[Stored entries]
◆ ◆ ◆ ◆ ◆ ◆ ◆
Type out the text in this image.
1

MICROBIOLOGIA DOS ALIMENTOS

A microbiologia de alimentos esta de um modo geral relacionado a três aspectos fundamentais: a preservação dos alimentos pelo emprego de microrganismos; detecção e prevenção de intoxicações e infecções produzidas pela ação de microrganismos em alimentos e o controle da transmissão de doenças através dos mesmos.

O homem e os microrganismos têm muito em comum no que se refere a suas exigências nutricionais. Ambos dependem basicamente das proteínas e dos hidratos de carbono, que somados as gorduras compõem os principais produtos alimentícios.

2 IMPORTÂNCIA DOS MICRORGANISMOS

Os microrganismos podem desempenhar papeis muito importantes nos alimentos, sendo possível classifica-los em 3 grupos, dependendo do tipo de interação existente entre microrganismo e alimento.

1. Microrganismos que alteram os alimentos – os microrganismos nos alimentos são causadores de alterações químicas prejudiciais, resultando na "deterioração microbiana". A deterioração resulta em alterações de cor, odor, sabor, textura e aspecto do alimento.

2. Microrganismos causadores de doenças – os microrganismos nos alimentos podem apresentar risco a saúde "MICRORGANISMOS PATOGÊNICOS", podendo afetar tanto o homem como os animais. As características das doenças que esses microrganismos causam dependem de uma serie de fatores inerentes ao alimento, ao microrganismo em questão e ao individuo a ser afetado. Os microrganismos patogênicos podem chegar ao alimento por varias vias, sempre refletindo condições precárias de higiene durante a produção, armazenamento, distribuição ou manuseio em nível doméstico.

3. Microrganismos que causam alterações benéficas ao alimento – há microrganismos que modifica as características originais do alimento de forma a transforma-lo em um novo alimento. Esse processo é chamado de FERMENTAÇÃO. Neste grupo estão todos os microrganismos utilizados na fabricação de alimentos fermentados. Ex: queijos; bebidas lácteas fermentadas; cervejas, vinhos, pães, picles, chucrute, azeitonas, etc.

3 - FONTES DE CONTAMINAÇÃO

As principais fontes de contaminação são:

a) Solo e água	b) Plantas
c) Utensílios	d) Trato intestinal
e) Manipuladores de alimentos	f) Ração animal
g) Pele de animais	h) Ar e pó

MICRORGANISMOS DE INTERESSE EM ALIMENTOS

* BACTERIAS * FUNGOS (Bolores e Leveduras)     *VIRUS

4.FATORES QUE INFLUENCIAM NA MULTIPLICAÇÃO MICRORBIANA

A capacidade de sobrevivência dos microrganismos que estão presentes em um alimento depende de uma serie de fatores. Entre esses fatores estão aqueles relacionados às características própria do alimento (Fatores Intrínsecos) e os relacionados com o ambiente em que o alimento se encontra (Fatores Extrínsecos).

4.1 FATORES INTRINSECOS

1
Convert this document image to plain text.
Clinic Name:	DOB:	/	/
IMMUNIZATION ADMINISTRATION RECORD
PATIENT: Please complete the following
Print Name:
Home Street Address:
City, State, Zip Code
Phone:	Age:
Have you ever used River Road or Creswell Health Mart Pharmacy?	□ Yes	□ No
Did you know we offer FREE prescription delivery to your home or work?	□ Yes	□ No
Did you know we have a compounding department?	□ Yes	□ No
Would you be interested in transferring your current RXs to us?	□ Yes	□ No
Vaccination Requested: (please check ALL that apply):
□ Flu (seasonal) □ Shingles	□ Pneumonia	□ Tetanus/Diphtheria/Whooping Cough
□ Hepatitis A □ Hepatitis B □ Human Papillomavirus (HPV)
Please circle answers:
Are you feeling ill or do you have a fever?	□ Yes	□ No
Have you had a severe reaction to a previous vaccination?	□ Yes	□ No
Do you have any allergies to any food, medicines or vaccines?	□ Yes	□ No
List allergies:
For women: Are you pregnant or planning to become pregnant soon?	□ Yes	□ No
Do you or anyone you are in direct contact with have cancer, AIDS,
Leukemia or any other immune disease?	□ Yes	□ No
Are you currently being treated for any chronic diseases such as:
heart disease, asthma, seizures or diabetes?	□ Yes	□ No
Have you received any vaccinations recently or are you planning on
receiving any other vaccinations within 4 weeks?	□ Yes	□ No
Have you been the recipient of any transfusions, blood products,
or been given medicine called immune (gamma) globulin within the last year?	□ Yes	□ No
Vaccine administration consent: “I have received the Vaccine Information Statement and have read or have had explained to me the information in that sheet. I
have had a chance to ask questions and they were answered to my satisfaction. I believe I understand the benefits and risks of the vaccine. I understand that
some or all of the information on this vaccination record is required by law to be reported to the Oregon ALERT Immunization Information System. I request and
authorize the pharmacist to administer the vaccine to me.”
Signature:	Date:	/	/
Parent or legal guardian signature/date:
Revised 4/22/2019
◆ ◆ ◆ ◆ ◆ ◆ ◆
## TO DO:
Reproduce the entries above in full, so that each one reads exactly as before.

## SOLUTION:
Type out the text in this image.
1

MICROBIOLOGIA DOS ALIMENTOS

A microbiologia de alimentos esta de um modo geral relacionado a três aspectos fundamentais: a preservação dos alimentos pelo emprego de microrganismos; detecção e prevenção de intoxicações e infecções produzidas pela ação de microrganismos em alimentos e o controle da transmissão de doenças através dos mesmos.

O homem e os microrganismos têm muito em comum no que se refere a suas exigências nutricionais. Ambos dependem basicamente das proteínas e dos hidratos de carbono, que somados as gorduras compõem os principais produtos alimentícios.

2 IMPORTÂNCIA DOS MICRORGANISMOS

Os microrganismos podem desempenhar papeis muito importantes nos alimentos, sendo possível classifica-los em 3 grupos, dependendo do tipo de interação existente entre microrganismo e alimento.

1. Microrganismos que alteram os alimentos – os microrganismos nos alimentos são causadores de alterações químicas prejudiciais, resultando na "deterioração microbiana". A deterioração resulta em alterações de cor, odor, sabor, textura e aspecto do alimento.

2. Microrganismos causadores de doenças – os microrganismos nos alimentos podem apresentar risco a saúde "MICRORGANISMOS PATOGÊNICOS", podendo afetar tanto o homem como os animais. As características das doenças que esses microrganismos causam dependem de uma serie de fatores inerentes ao alimento, ao microrganismo em questão e ao individuo a ser afetado. Os microrganismos patogênicos podem chegar ao alimento por varias vias, sempre refletindo condições precárias de higiene durante a produção, armazenamento, distribuição ou manuseio em nível doméstico.

3. Microrganismos que causam alterações benéficas ao alimento – há microrganismos que modifica as características originais do alimento de forma a transforma-lo em um novo alimento. Esse processo é chamado de FERMENTAÇÃO. Neste grupo estão todos os microrganismos utilizados na fabricação de alimentos fermentados. Ex: queijos; bebidas lácteas fermentadas; cervejas, vinhos, pães, picles, chucrute, azeitonas, etc.

3 - FONTES DE CONTAMINAÇÃO

As principais fontes de contaminação são:

a) Solo e água	b) Plantas
c) Utensílios	d) Trato intestinal
e) Manipuladores de alimentos	f) Ração animal
g) Pele de animais	h) Ar e pó

MICRORGANISMOS DE INTERESSE EM ALIMENTOS

* BACTERIAS * FUNGOS (Bolores e Leveduras)     *VIRUS

4.FATORES QUE INFLUENCIAM NA MULTIPLICAÇÃO MICRORBIANA

A capacidade de sobrevivência dos microrganismos que estão presentes em um alimento depende de uma serie de fatores. Entre esses fatores estão aqueles relacionados às características própria do alimento (Fatores Intrínsecos) e os relacionados com o ambiente em que o alimento se encontra (Fatores Extrínsecos).

4.1 FATORES INTRINSECOS

1
Convert this document image to plain text.
Clinic Name:	DOB:	/	/
IMMUNIZATION ADMINISTRATION RECORD
PATIENT: Please complete the following
Print Name:
Home Street Address:
City, State, Zip Code
Phone:	Age:
Have you ever used River Road or Creswell Health Mart Pharmacy?	□ Yes	□ No
Did you know we offer FREE prescription delivery to your home or work?	□ Yes	□ No
Did you know we have a compounding department?	□ Yes	□ No
Would you be interested in transferring your current RXs to us?	□ Yes	□ No
Vaccination Requested: (please check ALL that apply):
□ Flu (seasonal) □ Shingles	□ Pneumonia	□ Tetanus/Diphtheria/Whooping Cough
□ Hepatitis A □ Hepatitis B □ Human Papillomavirus (HPV)
Please circle answers:
Are you feeling ill or do you have a fever?	□ Yes	□ No
Have you had a severe reaction to a previous vaccination?	□ Yes	□ No
Do you have any allergies to any food, medicines or vaccines?	□ Yes	□ No
List allergies:
For women: Are you pregnant or planning to become pregnant soon?	□ Yes	□ No
Do you or anyone you are in direct contact with have cancer, AIDS,
Leukemia or any other immune disease?	□ Yes	□ No
Are you currently being treated for any chronic diseases such as:
heart disease, asthma, seizures or diabetes?	□ Yes	□ No
Have you received any vaccinations recently or are you planning on
receiving any other vaccinations within 4 weeks?	□ Yes	□ No
Have you been the recipient of any transfusions, blood products,
or been given medicine called immune (gamma) globulin within the last year?	□ Yes	□ No
Vaccine administration consent: “I have received the Vaccine Information Statement and have read or have had explained to me the information in that sheet. I
have had a chance to ask questions and they were answered to my satisfaction. I believe I understand the benefits and risks of the vaccine. I understand that
some or all of the information on this vaccination record is required by law to be reported to the Oregon ALERT Immunization Information System. I request and
authorize the pharmacist to administer the vaccine to me.”
Signature:	Date:	/	/
Parent or legal guardian signature/date:
Revised 4/22/2019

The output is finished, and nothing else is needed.